Transcribe the records below exactly as they appear, omitting any pictures.

--

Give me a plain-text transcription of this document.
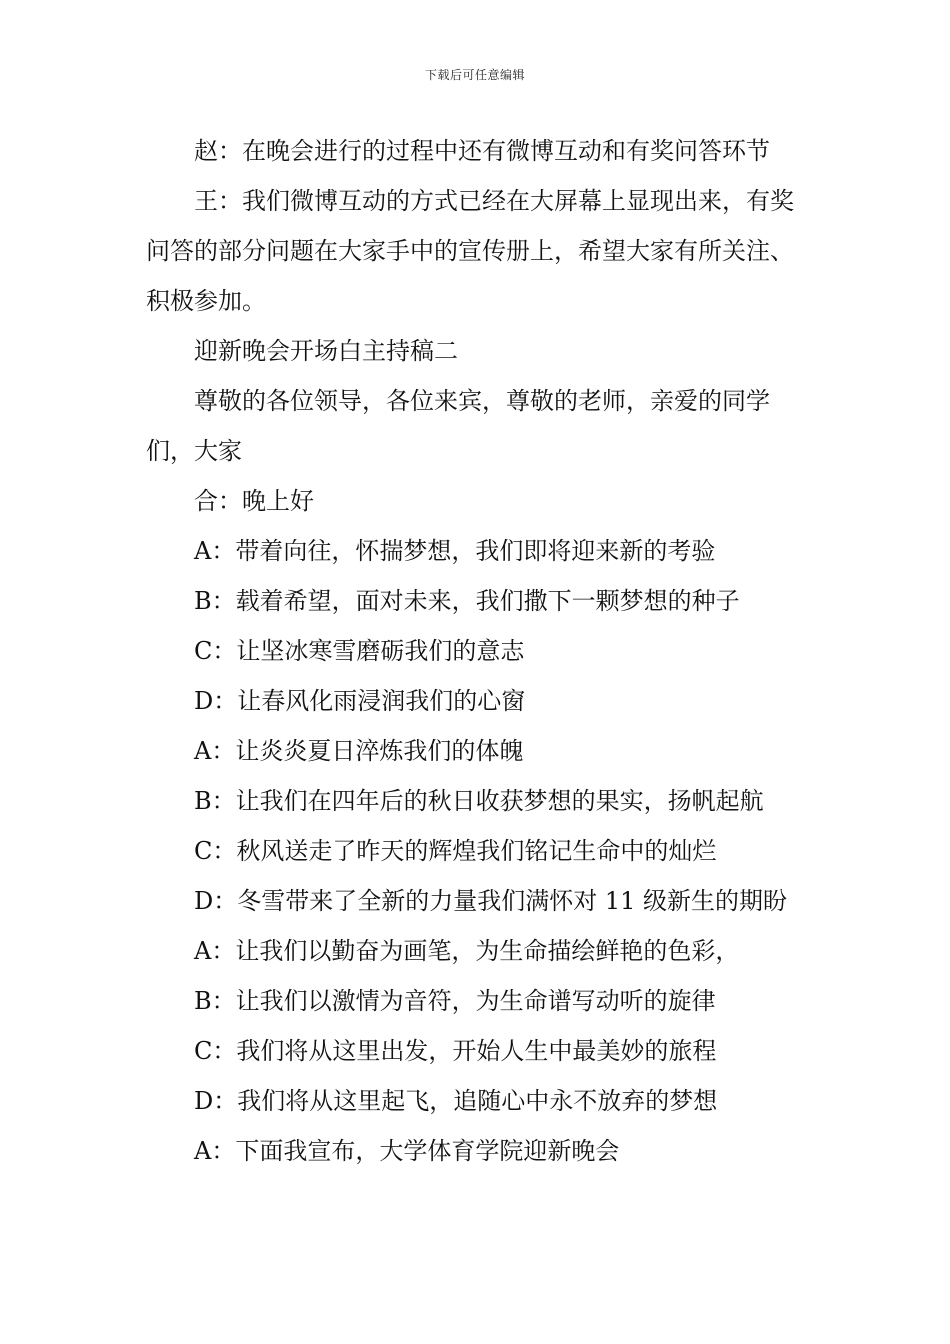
下载后可任意编辑

赵：在晚会进行的过程中还有微博互动和有奖问答环节

王：我们微博互动的方式已经在大屏幕上显现出来，有奖问答的部分问题在大家手中的宣传册上，希望大家有所关注、积极参加。

迎新晚会开场白主持稿二

尊敬的各位领导，各位来宾，尊敬的老师，亲爱的同学们，大家

合：晚上好

A：带着向往，怀揣梦想，我们即将迎来新的考验

B：载着希望，面对未来，我们撒下一颗梦想的种子

C：让坚冰寒雪磨砺我们的意志

D：让春风化雨浸润我们的心窗

A：让炎炎夏日淬炼我们的体魄

B：让我们在四年后的秋日收获梦想的果实，扬帆起航

C：秋风送走了昨天的辉煌我们铭记生命中的灿烂

D：冬雪带来了全新的力量我们满怀对 11 级新生的期盼

A：让我们以勤奋为画笔，为生命描绘鲜艳的色彩，

B：让我们以激情为音符，为生命谱写动听的旋律

C：我们将从这里出发，开始人生中最美妙的旅程

D：我们将从这里起飞，追随心中永不放弃的梦想

A：下面我宣布，大学体育学院迎新晚会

--

* ANSWER:
Give me a plain-text transcription of this document.
下载后可任意编辑

赵：在晚会进行的过程中还有微博互动和有奖问答环节

王：我们微博互动的方式已经在大屏幕上显现出来，有奖问答的部分问题在大家手中的宣传册上，希望大家有所关注、积极参加。

迎新晚会开场白主持稿二

尊敬的各位领导，各位来宾，尊敬的老师，亲爱的同学们，大家

合：晚上好

A：带着向往，怀揣梦想，我们即将迎来新的考验

B：载着希望，面对未来，我们撒下一颗梦想的种子

C：让坚冰寒雪磨砺我们的意志

D：让春风化雨浸润我们的心窗

A：让炎炎夏日淬炼我们的体魄

B：让我们在四年后的秋日收获梦想的果实，扬帆起航

C：秋风送走了昨天的辉煌我们铭记生命中的灿烂

D：冬雪带来了全新的力量我们满怀对 11 级新生的期盼

A：让我们以勤奋为画笔，为生命描绘鲜艳的色彩，

B：让我们以激情为音符，为生命谱写动听的旋律

C：我们将从这里出发，开始人生中最美妙的旅程

D：我们将从这里起飞，追随心中永不放弃的梦想

A：下面我宣布，大学体育学院迎新晚会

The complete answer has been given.